_EXERCISE INSTRUCTIONS_
• 1. In the personal inflation rate post below, what does the personal inflation rate largely depend on?
• 2. Reproduce the stretch of the personal inflation rate post from "12 thoughts on" through "on other projects.".
• 3. Write the next part of the personal inflation rate post, with its comment thread, picking up after its final sentence.
** START TEXT SHOWN **
Personal Inflation Rate

This is perhaps a more important measure for comparing if your income increment matches your desired lifestyle.
Example, it really does not help if the overall reported annual inflation rate is 3 percent but you choose to obtain hire purchase for a more luxurious car every year. Your monthly commitment will increase, hence the income increment is quickly negated in this case. Then again, a vehicle is still a liability instead of an asset, we are knew that. Not a very smart money decision in personal finance. You will run into money issues and financial difficulty sooner or later if you persist with this lifestyle.
In a nutshell, personal inflation rate largely depends on the type and amount of your expenditure. Live modestly is my motto. I could have easily upgraded to a smartphone, just for the pleasure of it but no thanks, unless my good old Nokia stupid phone goes kaput, I do not think I need a new handset for now 🙂

12 thoughts on “Personal Inflation Rate”

  1. Yea, Wilson I got what you mean 🙂 It’s a “don’t know what I don’t know” scenario. Which is ok, even I have a lot to return. But don’t let Analysis Paralysis get in the way – means, too much learning until fail to take action.

    Take some action to apply what you learn and see it works. Start small though. Small victories will build confidence as you progress. THAT itself, is a learning experience.

    Yes, you ask, I reply, no problems. Although sometimes it takes a while if I am on other projects.
** END TEXT SHOWN **
** START STORED RECORDS **
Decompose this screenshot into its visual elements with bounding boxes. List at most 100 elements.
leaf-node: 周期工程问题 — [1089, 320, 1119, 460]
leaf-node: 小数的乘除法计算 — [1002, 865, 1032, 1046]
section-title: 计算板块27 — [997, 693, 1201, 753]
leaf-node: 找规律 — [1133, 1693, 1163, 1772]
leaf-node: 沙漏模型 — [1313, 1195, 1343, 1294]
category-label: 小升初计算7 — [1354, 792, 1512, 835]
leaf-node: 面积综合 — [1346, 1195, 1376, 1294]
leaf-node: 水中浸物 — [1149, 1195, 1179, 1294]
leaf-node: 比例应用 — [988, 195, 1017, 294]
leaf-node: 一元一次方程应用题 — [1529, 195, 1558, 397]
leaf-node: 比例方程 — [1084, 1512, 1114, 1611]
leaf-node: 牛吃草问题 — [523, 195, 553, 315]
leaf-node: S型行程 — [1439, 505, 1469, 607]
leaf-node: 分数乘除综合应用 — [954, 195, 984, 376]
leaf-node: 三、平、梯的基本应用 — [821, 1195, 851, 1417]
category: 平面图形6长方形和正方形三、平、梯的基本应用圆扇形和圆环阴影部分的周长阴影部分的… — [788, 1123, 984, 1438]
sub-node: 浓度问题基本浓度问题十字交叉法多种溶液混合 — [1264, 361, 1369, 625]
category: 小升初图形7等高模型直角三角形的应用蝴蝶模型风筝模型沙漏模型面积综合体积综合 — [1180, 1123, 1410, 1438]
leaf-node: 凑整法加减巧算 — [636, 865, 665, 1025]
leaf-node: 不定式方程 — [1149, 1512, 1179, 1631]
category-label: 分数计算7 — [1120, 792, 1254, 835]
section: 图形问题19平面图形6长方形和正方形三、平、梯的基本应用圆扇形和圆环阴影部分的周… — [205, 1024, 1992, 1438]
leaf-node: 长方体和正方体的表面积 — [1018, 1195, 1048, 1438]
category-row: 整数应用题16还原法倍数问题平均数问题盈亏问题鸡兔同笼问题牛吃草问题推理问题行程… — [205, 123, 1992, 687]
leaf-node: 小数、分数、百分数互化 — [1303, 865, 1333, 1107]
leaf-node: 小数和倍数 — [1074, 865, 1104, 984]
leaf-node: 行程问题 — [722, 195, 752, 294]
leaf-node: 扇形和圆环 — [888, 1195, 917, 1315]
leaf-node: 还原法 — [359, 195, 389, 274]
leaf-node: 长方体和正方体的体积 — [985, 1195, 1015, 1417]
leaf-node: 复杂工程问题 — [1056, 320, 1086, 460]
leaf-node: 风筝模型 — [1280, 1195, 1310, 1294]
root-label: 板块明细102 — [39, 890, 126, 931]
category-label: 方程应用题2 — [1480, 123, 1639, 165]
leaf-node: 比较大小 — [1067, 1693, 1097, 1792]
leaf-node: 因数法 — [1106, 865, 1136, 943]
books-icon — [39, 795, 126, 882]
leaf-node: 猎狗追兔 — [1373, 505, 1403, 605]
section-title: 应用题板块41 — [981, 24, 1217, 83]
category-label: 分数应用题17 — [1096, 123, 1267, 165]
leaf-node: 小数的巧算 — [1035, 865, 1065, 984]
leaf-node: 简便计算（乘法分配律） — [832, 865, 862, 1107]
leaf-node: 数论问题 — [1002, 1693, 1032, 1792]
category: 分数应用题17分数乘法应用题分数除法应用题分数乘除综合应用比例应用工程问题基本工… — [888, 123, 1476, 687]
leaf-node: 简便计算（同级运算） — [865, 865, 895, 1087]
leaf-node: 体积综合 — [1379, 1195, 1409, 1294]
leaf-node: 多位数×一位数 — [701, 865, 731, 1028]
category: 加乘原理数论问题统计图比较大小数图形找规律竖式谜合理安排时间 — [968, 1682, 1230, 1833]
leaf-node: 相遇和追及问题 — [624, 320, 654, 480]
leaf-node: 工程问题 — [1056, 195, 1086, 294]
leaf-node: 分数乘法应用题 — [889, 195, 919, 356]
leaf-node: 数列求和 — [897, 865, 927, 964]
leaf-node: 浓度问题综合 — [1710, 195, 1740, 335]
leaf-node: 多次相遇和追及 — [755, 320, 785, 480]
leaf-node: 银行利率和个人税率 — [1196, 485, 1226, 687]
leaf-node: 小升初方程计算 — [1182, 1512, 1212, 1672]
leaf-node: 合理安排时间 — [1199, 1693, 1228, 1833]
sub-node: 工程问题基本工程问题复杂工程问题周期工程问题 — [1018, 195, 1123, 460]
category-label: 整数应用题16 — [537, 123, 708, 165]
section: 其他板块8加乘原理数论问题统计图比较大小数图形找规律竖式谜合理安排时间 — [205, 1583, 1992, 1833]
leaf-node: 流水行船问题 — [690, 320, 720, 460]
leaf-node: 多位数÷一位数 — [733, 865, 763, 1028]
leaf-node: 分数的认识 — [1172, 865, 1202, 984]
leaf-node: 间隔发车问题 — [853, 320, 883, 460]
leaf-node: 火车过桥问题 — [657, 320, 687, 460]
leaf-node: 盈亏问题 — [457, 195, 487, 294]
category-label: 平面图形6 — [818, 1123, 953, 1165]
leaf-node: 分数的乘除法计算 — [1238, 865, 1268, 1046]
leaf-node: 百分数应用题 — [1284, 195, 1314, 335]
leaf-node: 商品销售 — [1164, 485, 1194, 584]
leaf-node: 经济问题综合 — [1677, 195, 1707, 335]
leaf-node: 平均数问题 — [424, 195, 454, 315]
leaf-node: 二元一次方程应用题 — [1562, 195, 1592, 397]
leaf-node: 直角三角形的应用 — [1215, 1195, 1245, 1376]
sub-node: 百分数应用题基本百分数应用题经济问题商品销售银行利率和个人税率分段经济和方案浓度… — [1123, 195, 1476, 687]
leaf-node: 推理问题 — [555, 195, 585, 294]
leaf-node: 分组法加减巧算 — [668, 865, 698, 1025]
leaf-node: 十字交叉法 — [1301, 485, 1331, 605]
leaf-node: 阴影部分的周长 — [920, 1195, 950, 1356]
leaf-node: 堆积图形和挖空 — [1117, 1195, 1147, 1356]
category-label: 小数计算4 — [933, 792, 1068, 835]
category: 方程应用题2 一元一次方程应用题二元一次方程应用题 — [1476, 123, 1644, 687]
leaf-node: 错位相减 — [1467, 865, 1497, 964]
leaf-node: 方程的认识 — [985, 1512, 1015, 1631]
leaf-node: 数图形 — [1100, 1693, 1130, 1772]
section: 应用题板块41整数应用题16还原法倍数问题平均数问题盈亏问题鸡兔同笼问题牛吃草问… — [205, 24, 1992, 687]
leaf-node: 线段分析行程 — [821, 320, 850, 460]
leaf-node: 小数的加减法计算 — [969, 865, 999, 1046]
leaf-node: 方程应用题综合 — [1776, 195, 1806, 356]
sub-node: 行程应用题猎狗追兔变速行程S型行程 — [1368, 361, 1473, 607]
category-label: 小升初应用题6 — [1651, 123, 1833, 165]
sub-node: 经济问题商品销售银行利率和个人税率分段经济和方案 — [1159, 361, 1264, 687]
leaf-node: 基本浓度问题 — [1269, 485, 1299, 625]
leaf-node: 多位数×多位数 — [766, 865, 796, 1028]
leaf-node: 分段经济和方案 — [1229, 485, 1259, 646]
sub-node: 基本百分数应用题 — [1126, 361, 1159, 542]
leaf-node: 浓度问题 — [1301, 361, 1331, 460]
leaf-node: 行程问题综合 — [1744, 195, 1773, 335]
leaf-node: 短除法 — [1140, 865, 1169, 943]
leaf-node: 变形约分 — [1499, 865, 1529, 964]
** END STORED RECORDS **
_WRITTEN RESPONSES_
• 1. It largely depends on the type and amount of your expenditure.

• 2.
12 thoughts on “Personal Inflation Rate”

  1. Yea, Wilson I got what you mean 🙂 It’s a “don’t know what I don’t know” scenario. Which is ok, even I have a lot to return. But don’t let Analysis Paralysis get in the way – means, too much learning until fail to take action.

    Take some action to apply what you learn and see it works. Start small though. Small victories will build confidence as you progress. THAT itself, is a learning experience.

    Yes, you ask, I reply, no problems. Although sometimes it takes a while if I am on other projects.

• 3.
  2. Hi Wilson..the very basics…
    1. Learn about the foundation of investing. Example, no one, I mean, not even fund manager can guarantee you any return. If you are subscribed to my newsletter, that’s a good start to be slowly be surely financially literate 🙂
    2. Beware of your sales charge. If you invest in equity fund with 6% sales charge, you already “lose” RM 60 out of RM 1000 invested instantly. Take this into account, and not what your UTC show you with all the marketing brochure, etc. Good UTC will tell you this anyway.
    3. Here’s some homework – know the difference between equity/balanced/bond funds.

    I’ll be happy to answer your further queries here 🙂

    p/s – in any investment, the most risky part is not knowing about what you invest in. The inherent risk in the investment itself only comes second.

    1. Hi LCF,

      Thanks for the tips !! I may as well aware of the 1st and 2nd point, for the 3rd point ; do you mean that equity tend to be more aggressive because most of the fund invested in stock market. While balanced fund 50% in stock market 50% in bond fund, and for bond it tend to be more conservative and low volatility, am I right?

      I heard many investor talking about “you have to know what you’re investing”, the problem is “I don’t know what else do I need to know”. What I mean is you don’t really know are yourself really did enough homework for that investment. Hope you get what i mean (-_-;)

      p/s : Is this the place for queries? because I have a lot! 😀 hope you don’t mind. Really appreciate your reply a lot !!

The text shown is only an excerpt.